Copy every line, leaving nothing out and adding nothing.
* BEGIN RECORDED DATA *
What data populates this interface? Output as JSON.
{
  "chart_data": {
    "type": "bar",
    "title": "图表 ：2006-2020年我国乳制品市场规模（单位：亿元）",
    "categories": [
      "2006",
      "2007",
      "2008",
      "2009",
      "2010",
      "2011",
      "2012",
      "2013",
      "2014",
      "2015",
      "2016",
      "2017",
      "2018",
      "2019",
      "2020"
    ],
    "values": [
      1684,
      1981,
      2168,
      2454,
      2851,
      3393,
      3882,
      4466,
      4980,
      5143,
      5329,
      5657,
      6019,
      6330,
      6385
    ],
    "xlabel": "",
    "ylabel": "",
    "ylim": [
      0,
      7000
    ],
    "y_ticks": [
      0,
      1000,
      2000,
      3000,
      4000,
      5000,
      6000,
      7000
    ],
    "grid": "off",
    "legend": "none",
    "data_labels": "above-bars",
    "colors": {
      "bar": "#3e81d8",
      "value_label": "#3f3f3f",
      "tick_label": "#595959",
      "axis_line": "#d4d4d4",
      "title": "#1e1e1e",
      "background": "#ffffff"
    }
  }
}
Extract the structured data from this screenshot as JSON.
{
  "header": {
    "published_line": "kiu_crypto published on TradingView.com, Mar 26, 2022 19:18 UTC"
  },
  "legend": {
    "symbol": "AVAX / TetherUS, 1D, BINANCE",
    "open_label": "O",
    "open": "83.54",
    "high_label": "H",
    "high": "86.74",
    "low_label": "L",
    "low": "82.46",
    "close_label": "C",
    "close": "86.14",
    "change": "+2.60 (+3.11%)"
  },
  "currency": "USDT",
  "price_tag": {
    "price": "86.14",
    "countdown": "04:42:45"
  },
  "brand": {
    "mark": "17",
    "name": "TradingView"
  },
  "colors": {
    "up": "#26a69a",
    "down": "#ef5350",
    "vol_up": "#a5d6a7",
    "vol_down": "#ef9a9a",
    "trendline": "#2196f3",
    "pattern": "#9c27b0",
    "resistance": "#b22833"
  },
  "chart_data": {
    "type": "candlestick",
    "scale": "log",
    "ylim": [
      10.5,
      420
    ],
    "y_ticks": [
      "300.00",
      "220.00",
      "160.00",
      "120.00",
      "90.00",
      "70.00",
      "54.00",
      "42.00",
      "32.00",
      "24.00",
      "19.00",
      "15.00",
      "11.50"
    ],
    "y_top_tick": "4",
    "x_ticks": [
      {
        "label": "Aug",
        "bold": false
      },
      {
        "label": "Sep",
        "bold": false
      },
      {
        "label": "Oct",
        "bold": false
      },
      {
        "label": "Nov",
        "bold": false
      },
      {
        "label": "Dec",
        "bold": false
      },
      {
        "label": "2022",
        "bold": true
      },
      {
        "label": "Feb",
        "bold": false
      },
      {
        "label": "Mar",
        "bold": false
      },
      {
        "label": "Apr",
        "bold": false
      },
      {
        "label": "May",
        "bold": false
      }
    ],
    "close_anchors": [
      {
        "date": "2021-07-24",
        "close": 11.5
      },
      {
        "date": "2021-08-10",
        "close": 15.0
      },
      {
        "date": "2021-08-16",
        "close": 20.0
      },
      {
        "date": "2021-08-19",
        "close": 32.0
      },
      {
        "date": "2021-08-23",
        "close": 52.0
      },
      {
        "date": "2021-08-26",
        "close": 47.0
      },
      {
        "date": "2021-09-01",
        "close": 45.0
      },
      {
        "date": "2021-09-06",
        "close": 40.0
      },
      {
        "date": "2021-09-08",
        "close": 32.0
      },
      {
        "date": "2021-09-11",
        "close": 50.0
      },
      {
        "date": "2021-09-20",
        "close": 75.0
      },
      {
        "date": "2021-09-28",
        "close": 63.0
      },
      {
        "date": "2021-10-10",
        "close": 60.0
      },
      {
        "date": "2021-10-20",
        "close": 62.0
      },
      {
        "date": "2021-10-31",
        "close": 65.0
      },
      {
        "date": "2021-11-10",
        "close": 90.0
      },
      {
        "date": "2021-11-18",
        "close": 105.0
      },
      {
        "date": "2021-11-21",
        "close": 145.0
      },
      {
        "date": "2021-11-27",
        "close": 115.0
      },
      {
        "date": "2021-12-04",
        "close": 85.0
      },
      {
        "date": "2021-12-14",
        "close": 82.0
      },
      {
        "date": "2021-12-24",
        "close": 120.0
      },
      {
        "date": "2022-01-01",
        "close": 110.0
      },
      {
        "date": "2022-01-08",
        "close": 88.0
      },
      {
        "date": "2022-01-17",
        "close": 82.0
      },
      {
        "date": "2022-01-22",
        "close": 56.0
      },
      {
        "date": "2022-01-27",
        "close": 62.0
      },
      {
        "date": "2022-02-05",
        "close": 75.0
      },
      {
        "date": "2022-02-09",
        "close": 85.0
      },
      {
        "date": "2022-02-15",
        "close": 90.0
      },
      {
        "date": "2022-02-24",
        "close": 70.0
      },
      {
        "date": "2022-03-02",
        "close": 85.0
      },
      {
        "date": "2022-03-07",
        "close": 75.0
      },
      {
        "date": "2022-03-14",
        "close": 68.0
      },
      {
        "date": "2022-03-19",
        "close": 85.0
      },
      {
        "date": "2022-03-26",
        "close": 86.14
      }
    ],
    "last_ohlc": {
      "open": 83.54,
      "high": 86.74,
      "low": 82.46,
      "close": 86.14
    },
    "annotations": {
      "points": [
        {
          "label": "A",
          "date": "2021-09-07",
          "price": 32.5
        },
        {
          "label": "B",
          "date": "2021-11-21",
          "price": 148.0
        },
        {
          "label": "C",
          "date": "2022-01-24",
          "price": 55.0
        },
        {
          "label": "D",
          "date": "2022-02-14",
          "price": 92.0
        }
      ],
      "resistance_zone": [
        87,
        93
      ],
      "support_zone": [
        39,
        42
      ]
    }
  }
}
* END RECORDED DATA *
* [ANSWER TO THIS PROBLEM]:
What data populates this interface? Output as JSON.
{
  "chart_data": {
    "type": "bar",
    "title": "图表 ：2006-2020年我国乳制品市场规模（单位：亿元）",
    "categories": [
      "2006",
      "2007",
      "2008",
      "2009",
      "2010",
      "2011",
      "2012",
      "2013",
      "2014",
      "2015",
      "2016",
      "2017",
      "2018",
      "2019",
      "2020"
    ],
    "values": [
      1684,
      1981,
      2168,
      2454,
      2851,
      3393,
      3882,
      4466,
      4980,
      5143,
      5329,
      5657,
      6019,
      6330,
      6385
    ],
    "xlabel": "",
    "ylabel": "",
    "ylim": [
      0,
      7000
    ],
    "y_ticks": [
      0,
      1000,
      2000,
      3000,
      4000,
      5000,
      6000,
      7000
    ],
    "grid": "off",
    "legend": "none",
    "data_labels": "above-bars",
    "colors": {
      "bar": "#3e81d8",
      "value_label": "#3f3f3f",
      "tick_label": "#595959",
      "axis_line": "#d4d4d4",
      "title": "#1e1e1e",
      "background": "#ffffff"
    }
  }
}
Extract the structured data from this screenshot as JSON.
{
  "header": {
    "published_line": "kiu_crypto published on TradingView.com, Mar 26, 2022 19:18 UTC"
  },
  "legend": {
    "symbol": "AVAX / TetherUS, 1D, BINANCE",
    "open_label": "O",
    "open": "83.54",
    "high_label": "H",
    "high": "86.74",
    "low_label": "L",
    "low": "82.46",
    "close_label": "C",
    "close": "86.14",
    "change": "+2.60 (+3.11%)"
  },
  "currency": "USDT",
  "price_tag": {
    "price": "86.14",
    "countdown": "04:42:45"
  },
  "brand": {
    "mark": "17",
    "name": "TradingView"
  },
  "colors": {
    "up": "#26a69a",
    "down": "#ef5350",
    "vol_up": "#a5d6a7",
    "vol_down": "#ef9a9a",
    "trendline": "#2196f3",
    "pattern": "#9c27b0",
    "resistance": "#b22833"
  },
  "chart_data": {
    "type": "candlestick",
    "scale": "log",
    "ylim": [
      10.5,
      420
    ],
    "y_ticks": [
      "300.00",
      "220.00",
      "160.00",
      "120.00",
      "90.00",
      "70.00",
      "54.00",
      "42.00",
      "32.00",
      "24.00",
      "19.00",
      "15.00",
      "11.50"
    ],
    "y_top_tick": "4",
    "x_ticks": [
      {
        "label": "Aug",
        "bold": false
      },
      {
        "label": "Sep",
        "bold": false
      },
      {
        "label": "Oct",
        "bold": false
      },
      {
        "label": "Nov",
        "bold": false
      },
      {
        "label": "Dec",
        "bold": false
      },
      {
        "label": "2022",
        "bold": true
      },
      {
        "label": "Feb",
        "bold": false
      },
      {
        "label": "Mar",
        "bold": false
      },
      {
        "label": "Apr",
        "bold": false
      },
      {
        "label": "May",
        "bold": false
      }
    ],
    "close_anchors": [
      {
        "date": "2021-07-24",
        "close": 11.5
      },
      {
        "date": "2021-08-10",
        "close": 15.0
      },
      {
        "date": "2021-08-16",
        "close": 20.0
      },
      {
        "date": "2021-08-19",
        "close": 32.0
      },
      {
        "date": "2021-08-23",
        "close": 52.0
      },
      {
        "date": "2021-08-26",
        "close": 47.0
      },
      {
        "date": "2021-09-01",
        "close": 45.0
      },
      {
        "date": "2021-09-06",
        "close": 40.0
      },
      {
        "date": "2021-09-08",
        "close": 32.0
      },
      {
        "date": "2021-09-11",
        "close": 50.0
      },
      {
        "date": "2021-09-20",
        "close": 75.0
      },
      {
        "date": "2021-09-28",
        "close": 63.0
      },
      {
        "date": "2021-10-10",
        "close": 60.0
      },
      {
        "date": "2021-10-20",
        "close": 62.0
      },
      {
        "date": "2021-10-31",
        "close": 65.0
      },
      {
        "date": "2021-11-10",
        "close": 90.0
      },
      {
        "date": "2021-11-18",
        "close": 105.0
      },
      {
        "date": "2021-11-21",
        "close": 145.0
      },
      {
        "date": "2021-11-27",
        "close": 115.0
      },
      {
        "date": "2021-12-04",
        "close": 85.0
      },
      {
        "date": "2021-12-14",
        "close": 82.0
      },
      {
        "date": "2021-12-24",
        "close": 120.0
      },
      {
        "date": "2022-01-01",
        "close": 110.0
      },
      {
        "date": "2022-01-08",
        "close": 88.0
      },
      {
        "date": "2022-01-17",
        "close": 82.0
      },
      {
        "date": "2022-01-22",
        "close": 56.0
      },
      {
        "date": "2022-01-27",
        "close": 62.0
      },
      {
        "date": "2022-02-05",
        "close": 75.0
      },
      {
        "date": "2022-02-09",
        "close": 85.0
      },
      {
        "date": "2022-02-15",
        "close": 90.0
      },
      {
        "date": "2022-02-24",
        "close": 70.0
      },
      {
        "date": "2022-03-02",
        "close": 85.0
      },
      {
        "date": "2022-03-07",
        "close": 75.0
      },
      {
        "date": "2022-03-14",
        "close": 68.0
      },
      {
        "date": "2022-03-19",
        "close": 85.0
      },
      {
        "date": "2022-03-26",
        "close": 86.14
      }
    ],
    "last_ohlc": {
      "open": 83.54,
      "high": 86.74,
      "low": 82.46,
      "close": 86.14
    },
    "annotations": {
      "points": [
        {
          "label": "A",
          "date": "2021-09-07",
          "price": 32.5
        },
        {
          "label": "B",
          "date": "2021-11-21",
          "price": 148.0
        },
        {
          "label": "C",
          "date": "2022-01-24",
          "price": 55.0
        },
        {
          "label": "D",
          "date": "2022-02-14",
          "price": 92.0
        }
      ],
      "resistance_zone": [
        87,
        93
      ],
      "support_zone": [
        39,
        42
      ]
    }
  }
}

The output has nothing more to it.